— start —
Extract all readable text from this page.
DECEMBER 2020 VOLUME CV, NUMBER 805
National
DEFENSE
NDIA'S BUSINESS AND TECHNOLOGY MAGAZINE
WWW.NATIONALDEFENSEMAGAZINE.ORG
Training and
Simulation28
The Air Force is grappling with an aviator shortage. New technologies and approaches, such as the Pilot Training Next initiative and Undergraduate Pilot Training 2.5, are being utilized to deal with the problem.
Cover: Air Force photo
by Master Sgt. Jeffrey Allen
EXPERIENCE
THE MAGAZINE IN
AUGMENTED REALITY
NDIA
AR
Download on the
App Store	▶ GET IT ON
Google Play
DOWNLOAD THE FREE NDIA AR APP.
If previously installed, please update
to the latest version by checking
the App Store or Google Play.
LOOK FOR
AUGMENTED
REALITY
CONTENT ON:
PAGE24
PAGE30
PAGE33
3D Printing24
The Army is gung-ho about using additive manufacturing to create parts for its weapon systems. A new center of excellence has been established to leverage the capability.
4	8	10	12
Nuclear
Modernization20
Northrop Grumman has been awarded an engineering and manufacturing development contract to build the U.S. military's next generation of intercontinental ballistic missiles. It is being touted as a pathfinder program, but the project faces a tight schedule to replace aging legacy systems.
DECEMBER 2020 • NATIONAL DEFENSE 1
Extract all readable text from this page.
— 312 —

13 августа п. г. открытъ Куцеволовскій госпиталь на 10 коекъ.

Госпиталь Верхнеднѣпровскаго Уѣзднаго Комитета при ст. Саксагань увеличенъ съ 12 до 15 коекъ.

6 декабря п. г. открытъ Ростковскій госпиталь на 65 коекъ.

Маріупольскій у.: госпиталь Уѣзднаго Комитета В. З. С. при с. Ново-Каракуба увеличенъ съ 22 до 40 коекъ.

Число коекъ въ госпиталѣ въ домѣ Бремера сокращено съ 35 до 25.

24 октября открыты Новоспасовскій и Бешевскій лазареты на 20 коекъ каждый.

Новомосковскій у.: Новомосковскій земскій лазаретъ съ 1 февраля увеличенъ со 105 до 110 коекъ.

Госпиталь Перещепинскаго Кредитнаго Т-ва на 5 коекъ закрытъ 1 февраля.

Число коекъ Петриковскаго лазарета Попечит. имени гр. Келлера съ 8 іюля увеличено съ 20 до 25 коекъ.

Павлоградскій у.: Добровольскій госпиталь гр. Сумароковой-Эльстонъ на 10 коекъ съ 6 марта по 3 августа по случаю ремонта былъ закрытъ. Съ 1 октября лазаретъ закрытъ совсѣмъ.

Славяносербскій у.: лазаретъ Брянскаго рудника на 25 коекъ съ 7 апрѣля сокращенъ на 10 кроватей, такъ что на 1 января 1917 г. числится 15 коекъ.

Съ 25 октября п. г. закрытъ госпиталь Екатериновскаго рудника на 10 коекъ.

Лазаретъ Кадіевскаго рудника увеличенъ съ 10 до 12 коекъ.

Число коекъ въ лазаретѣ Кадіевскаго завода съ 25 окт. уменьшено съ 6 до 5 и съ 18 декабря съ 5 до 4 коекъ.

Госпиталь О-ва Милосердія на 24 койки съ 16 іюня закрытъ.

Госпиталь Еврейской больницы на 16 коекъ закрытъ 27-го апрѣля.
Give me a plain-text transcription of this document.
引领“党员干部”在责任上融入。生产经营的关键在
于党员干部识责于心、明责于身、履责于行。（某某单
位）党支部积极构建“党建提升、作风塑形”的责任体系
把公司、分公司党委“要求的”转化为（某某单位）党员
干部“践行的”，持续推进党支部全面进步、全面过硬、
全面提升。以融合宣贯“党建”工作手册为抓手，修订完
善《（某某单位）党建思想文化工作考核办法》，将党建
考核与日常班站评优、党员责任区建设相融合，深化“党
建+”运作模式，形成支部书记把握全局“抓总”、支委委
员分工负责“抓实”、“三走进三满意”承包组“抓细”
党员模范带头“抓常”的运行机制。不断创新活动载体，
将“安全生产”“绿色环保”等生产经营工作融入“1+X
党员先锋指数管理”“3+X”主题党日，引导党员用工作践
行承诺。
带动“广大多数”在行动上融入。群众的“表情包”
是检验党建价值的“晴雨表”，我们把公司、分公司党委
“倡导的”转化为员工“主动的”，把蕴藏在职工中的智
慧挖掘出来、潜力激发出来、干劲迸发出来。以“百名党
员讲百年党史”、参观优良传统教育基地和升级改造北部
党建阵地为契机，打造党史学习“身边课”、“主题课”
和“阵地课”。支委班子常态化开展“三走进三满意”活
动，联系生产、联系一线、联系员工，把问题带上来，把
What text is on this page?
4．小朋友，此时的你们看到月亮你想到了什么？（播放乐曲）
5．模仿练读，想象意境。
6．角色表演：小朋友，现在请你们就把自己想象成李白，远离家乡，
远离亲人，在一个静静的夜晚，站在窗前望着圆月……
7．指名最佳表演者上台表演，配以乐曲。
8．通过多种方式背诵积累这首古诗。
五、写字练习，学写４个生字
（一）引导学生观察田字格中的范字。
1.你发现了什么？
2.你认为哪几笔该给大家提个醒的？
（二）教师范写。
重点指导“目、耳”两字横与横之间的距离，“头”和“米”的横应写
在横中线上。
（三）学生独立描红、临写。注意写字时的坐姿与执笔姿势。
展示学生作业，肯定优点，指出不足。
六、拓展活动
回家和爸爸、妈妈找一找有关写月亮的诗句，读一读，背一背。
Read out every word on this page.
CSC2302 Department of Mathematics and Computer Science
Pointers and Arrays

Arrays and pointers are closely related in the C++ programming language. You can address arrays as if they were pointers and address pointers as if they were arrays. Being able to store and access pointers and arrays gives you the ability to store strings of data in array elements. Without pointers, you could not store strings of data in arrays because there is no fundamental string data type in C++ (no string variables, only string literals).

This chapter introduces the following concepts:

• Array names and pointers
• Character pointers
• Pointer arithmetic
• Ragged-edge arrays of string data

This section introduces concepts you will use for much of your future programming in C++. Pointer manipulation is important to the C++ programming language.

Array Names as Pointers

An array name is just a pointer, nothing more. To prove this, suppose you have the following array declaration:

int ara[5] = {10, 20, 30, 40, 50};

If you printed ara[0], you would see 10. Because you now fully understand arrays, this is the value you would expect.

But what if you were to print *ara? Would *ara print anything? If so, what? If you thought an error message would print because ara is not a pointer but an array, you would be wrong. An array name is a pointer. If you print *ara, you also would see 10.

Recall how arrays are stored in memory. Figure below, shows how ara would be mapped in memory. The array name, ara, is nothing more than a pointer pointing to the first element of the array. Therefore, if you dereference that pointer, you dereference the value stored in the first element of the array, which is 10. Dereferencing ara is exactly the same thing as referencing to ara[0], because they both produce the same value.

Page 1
— end —
● **Written problem**:
Show the lines of the records that include the string "following".

● **Exercise result**:
This chapter introduces the following concepts:
An array name is just a pointer, nothing more. To prove this, suppose you have the following array declaration:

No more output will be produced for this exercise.